start PROVIDED DATA
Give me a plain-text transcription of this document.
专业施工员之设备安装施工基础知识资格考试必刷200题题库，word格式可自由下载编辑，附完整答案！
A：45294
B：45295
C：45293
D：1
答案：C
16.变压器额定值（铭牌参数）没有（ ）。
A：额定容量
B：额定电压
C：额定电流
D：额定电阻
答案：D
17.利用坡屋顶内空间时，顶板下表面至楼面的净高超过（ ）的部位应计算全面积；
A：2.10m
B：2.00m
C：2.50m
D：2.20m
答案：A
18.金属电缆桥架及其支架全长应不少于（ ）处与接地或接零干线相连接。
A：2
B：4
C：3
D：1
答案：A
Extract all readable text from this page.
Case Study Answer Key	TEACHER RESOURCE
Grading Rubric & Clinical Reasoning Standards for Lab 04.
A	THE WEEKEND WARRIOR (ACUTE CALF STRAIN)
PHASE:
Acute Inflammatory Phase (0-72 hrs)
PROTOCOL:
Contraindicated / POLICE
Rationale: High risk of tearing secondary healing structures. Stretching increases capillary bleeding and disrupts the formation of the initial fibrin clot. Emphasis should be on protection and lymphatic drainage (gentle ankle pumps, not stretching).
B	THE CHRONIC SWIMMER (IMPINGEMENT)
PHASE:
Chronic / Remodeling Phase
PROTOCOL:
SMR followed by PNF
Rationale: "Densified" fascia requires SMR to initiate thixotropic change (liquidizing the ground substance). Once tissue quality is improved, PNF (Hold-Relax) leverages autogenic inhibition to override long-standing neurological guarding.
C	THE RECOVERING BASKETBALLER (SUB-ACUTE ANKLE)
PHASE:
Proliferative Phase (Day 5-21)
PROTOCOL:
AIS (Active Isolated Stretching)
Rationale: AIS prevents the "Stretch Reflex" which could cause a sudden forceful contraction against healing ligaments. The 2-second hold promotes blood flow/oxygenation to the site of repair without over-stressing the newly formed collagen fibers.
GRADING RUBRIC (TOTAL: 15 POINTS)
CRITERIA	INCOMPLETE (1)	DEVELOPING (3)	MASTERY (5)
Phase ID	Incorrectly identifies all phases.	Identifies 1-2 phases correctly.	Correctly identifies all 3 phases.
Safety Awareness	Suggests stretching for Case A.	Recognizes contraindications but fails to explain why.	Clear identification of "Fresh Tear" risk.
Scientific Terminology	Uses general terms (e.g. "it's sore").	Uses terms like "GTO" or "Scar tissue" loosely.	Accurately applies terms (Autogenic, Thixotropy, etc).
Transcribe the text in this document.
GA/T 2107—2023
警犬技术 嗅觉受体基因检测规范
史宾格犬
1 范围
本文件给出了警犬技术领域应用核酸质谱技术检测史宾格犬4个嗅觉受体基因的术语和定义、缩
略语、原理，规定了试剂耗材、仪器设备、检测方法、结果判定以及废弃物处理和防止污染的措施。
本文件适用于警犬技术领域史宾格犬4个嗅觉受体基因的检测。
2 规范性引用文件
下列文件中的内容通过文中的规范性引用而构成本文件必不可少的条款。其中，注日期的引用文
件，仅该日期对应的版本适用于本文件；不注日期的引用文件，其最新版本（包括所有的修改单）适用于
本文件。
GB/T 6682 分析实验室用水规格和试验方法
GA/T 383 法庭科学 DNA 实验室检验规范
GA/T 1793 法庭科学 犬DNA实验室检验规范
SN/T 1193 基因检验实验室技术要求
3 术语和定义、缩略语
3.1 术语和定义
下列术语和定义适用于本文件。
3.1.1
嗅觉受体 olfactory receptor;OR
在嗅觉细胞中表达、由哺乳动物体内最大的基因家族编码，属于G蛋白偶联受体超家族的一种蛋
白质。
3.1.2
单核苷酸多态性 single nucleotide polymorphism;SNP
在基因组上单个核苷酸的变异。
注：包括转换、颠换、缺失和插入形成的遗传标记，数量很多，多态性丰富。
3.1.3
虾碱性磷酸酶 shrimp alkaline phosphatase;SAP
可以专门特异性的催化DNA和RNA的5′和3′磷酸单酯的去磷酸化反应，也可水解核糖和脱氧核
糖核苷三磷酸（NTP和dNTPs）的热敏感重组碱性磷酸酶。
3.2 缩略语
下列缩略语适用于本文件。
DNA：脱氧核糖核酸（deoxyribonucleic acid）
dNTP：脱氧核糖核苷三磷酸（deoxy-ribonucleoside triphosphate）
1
end PROVIDED DATA
# TASK DIRECTIONS
Check each line above for "this" and return the ones that have it.

# REPLY
Give me a plain-text transcription of this document.
Extract all readable text from this page.
Transcribe the text in this document.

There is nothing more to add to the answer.